Data excerpts:

□ □ □ □

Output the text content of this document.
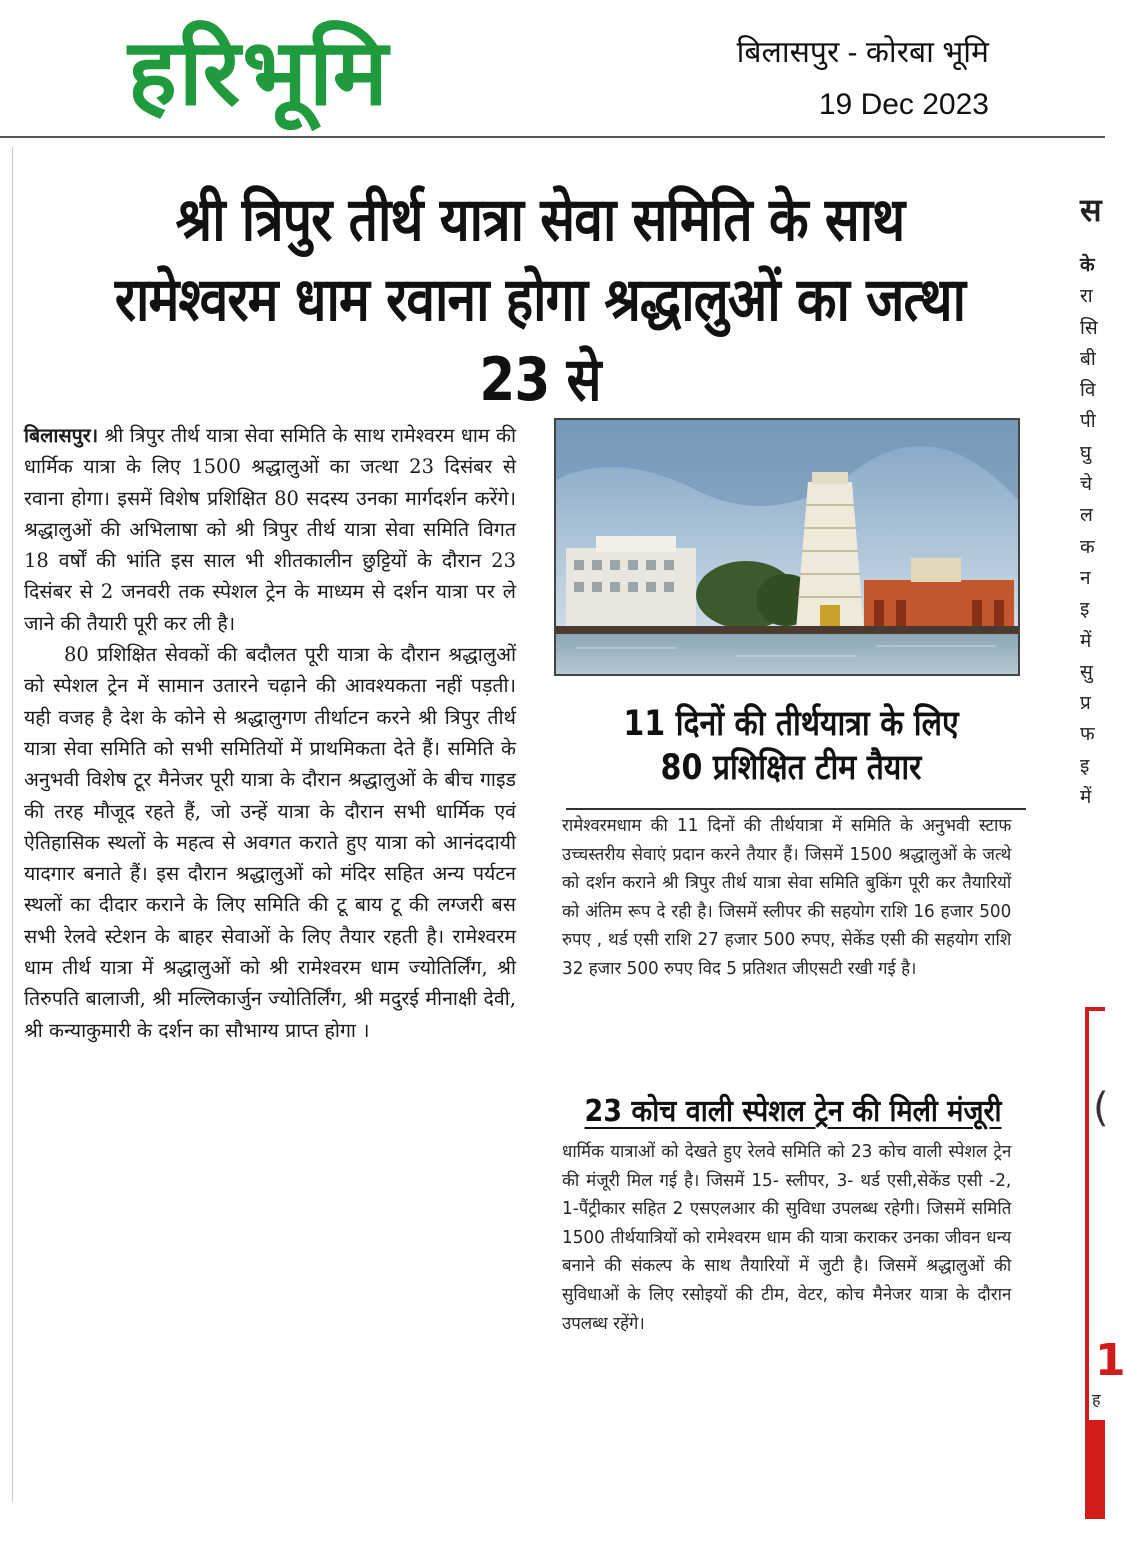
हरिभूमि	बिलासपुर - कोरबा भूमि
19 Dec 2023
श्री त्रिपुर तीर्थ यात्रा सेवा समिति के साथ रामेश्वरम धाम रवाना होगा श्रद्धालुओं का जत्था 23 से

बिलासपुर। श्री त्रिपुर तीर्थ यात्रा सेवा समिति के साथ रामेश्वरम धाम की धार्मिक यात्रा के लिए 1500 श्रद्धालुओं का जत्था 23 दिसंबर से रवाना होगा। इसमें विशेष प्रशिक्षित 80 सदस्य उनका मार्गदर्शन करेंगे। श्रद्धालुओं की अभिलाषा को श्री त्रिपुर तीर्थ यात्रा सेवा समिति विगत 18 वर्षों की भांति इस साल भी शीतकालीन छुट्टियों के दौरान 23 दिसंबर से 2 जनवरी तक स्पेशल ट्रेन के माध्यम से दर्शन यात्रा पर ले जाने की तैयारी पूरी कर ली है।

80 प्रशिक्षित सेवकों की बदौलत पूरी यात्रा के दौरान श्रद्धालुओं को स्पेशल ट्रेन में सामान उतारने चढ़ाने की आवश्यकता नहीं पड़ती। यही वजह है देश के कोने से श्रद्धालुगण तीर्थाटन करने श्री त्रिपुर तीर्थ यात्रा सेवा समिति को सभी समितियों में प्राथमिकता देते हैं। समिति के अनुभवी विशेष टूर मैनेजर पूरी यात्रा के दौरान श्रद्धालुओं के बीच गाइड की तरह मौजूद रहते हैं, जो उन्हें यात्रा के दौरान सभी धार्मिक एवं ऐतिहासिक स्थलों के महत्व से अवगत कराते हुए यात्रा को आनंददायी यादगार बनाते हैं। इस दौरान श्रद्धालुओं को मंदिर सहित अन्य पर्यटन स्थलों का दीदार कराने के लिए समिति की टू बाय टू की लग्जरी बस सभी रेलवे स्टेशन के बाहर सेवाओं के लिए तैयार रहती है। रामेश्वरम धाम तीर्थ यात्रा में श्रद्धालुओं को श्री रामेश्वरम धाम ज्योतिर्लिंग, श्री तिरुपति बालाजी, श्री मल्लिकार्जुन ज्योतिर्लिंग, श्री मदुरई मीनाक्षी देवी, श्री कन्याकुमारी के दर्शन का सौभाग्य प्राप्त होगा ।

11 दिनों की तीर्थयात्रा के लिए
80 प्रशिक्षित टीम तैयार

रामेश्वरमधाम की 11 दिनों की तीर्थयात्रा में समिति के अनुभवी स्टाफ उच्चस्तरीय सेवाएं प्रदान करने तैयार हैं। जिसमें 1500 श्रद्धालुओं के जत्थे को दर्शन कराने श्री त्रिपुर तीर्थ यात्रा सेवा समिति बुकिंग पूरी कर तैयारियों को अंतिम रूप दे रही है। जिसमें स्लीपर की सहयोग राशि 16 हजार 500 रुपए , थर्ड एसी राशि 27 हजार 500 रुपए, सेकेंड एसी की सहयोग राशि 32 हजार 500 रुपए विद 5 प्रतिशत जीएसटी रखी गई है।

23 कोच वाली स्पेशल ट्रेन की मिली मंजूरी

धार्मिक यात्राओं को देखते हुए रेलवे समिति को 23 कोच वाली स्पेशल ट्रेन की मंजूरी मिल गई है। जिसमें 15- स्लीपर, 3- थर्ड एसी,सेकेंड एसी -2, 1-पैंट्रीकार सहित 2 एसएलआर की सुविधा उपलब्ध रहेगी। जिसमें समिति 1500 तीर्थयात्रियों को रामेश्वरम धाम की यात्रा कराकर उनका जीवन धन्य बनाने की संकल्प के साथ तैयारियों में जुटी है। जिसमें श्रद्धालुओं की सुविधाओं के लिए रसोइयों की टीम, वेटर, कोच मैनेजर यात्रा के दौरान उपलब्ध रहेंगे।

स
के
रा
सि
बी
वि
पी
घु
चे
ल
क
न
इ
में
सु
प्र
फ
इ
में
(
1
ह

□ □ □ □

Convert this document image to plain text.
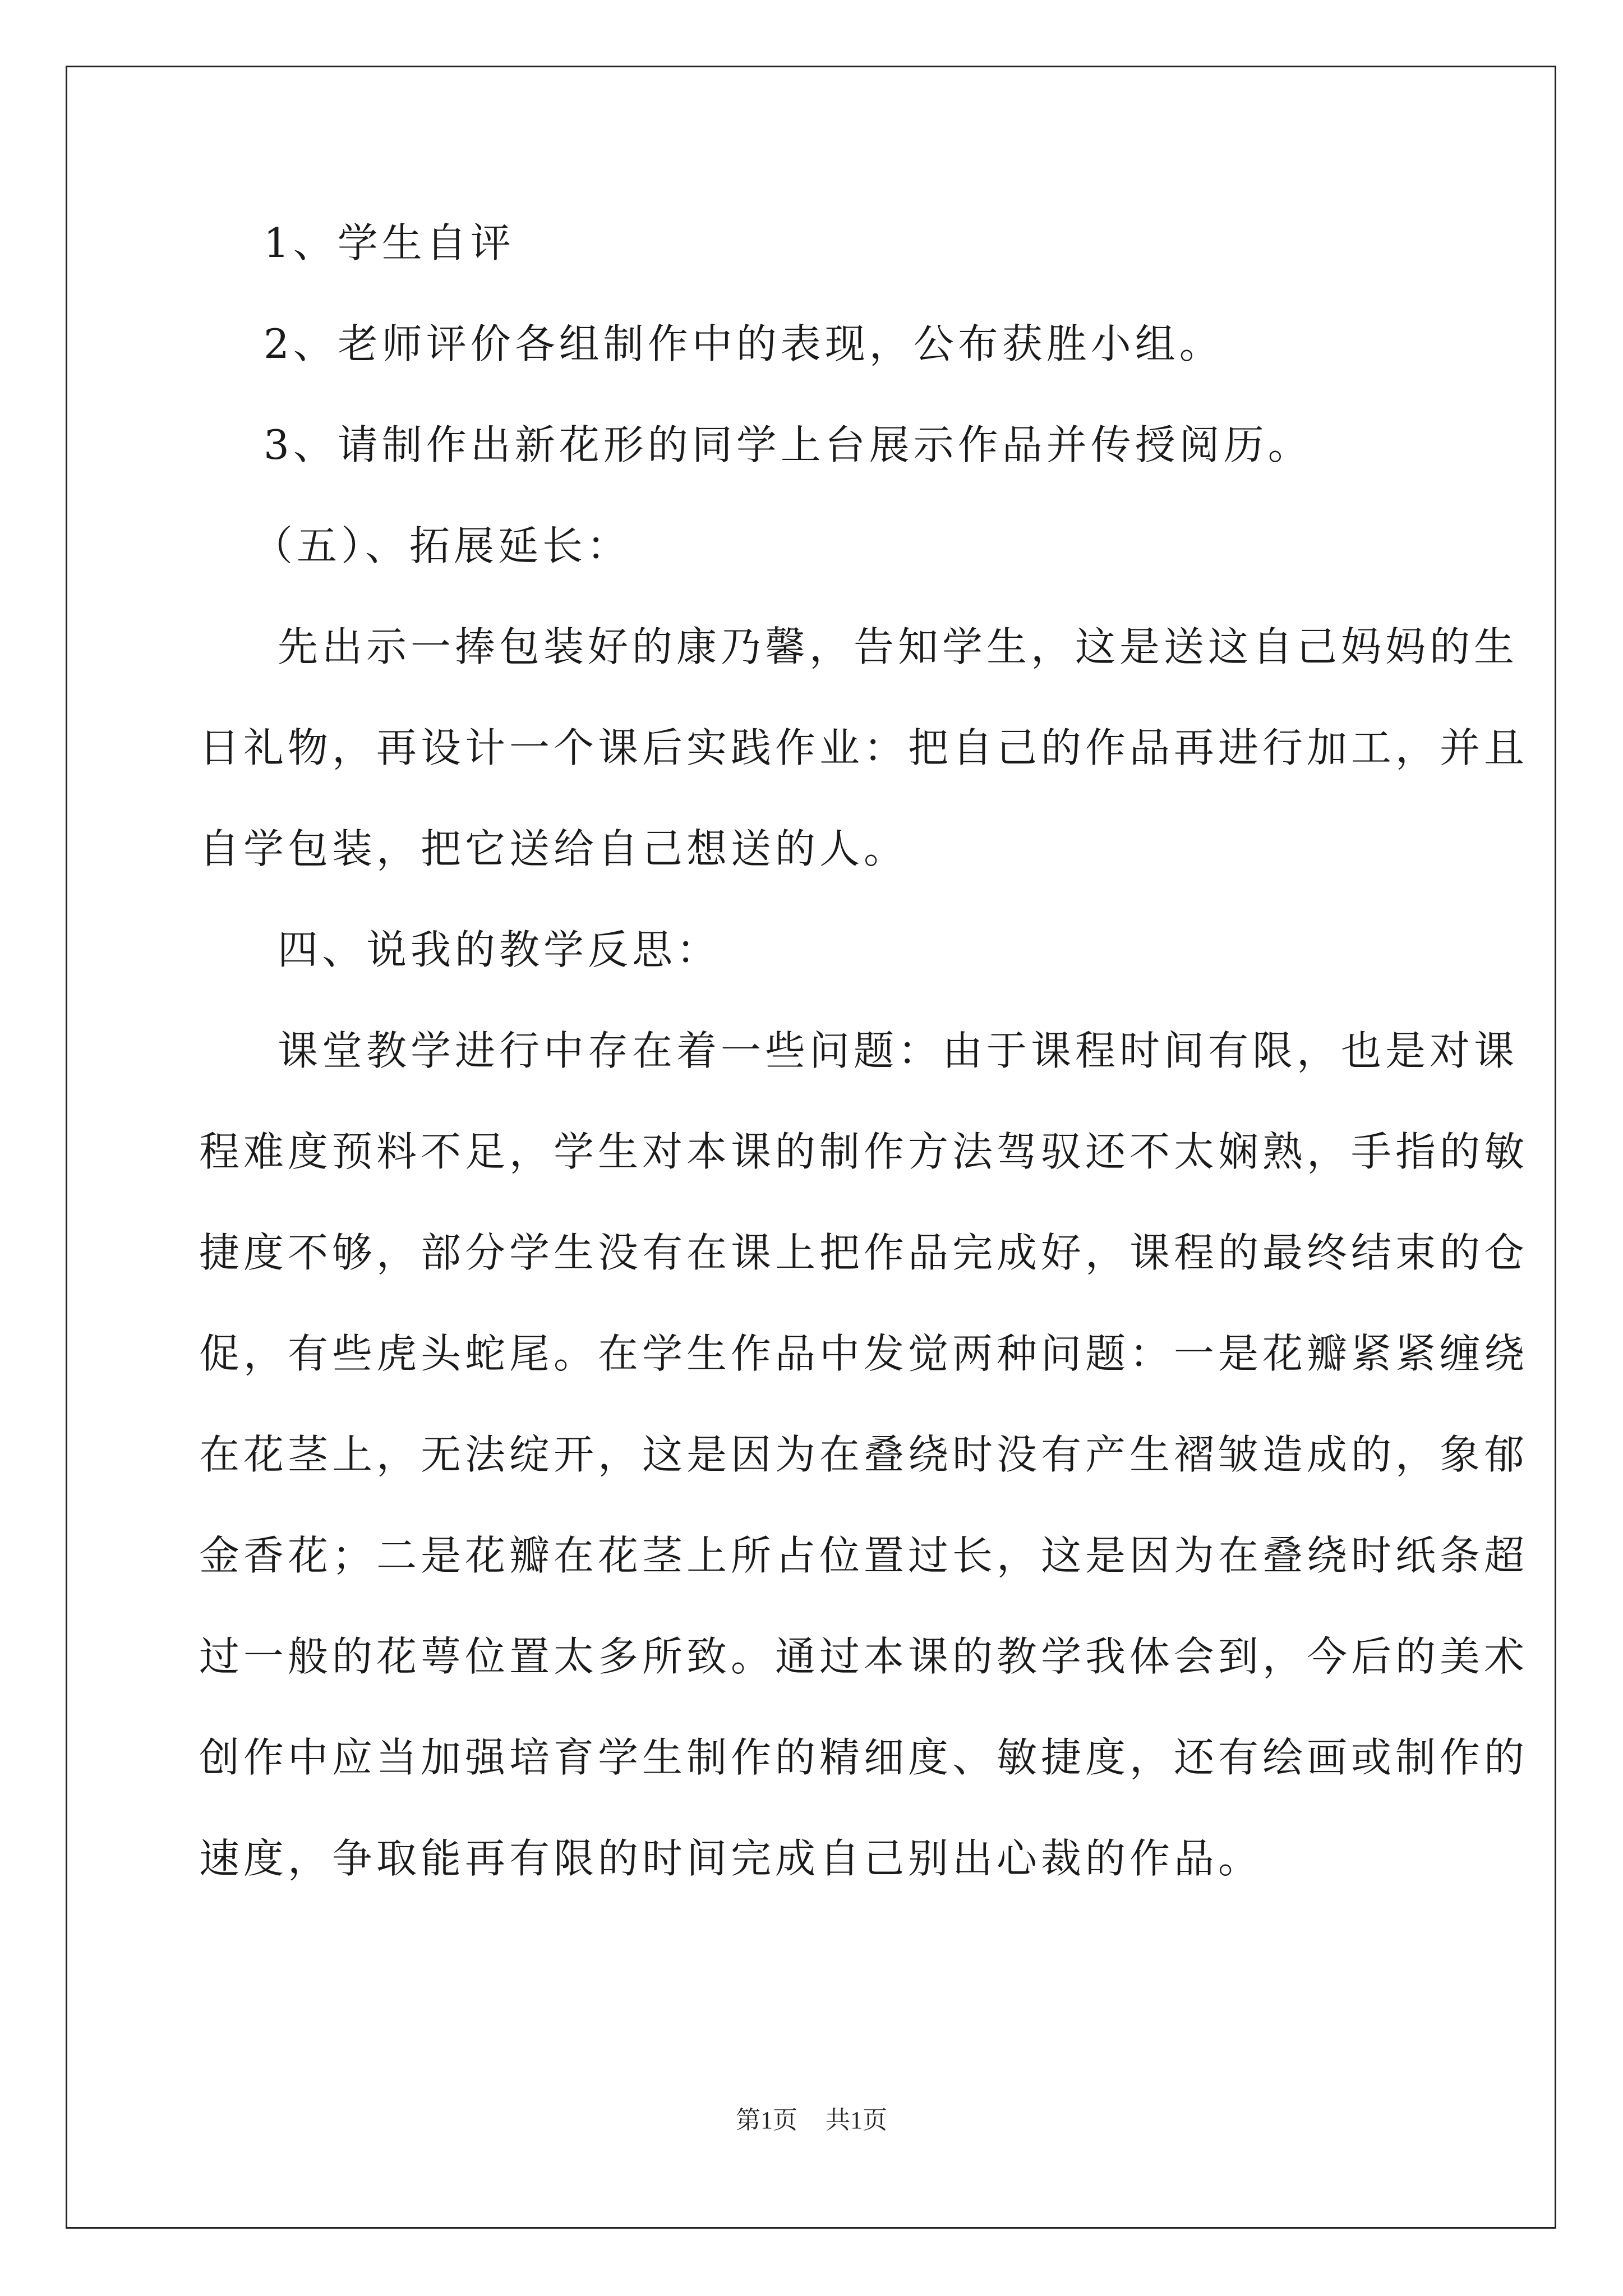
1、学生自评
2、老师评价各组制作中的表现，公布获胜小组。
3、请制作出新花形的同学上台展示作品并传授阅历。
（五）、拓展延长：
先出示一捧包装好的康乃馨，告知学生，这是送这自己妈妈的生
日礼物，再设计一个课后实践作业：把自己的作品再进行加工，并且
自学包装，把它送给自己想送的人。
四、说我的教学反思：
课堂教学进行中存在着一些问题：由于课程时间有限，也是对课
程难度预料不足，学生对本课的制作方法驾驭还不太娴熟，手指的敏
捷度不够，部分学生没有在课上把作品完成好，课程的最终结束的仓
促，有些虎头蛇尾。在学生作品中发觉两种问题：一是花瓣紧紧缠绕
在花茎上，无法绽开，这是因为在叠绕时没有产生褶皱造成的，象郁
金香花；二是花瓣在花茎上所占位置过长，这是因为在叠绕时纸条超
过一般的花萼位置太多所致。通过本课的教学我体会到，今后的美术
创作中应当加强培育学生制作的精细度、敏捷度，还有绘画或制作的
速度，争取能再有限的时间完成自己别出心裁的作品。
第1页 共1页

□ □ □ □

[Request] Write out every line of the listing that holds the word "text".

[Solution to this task]
Output the text content of this document.
Convert this document image to plain text.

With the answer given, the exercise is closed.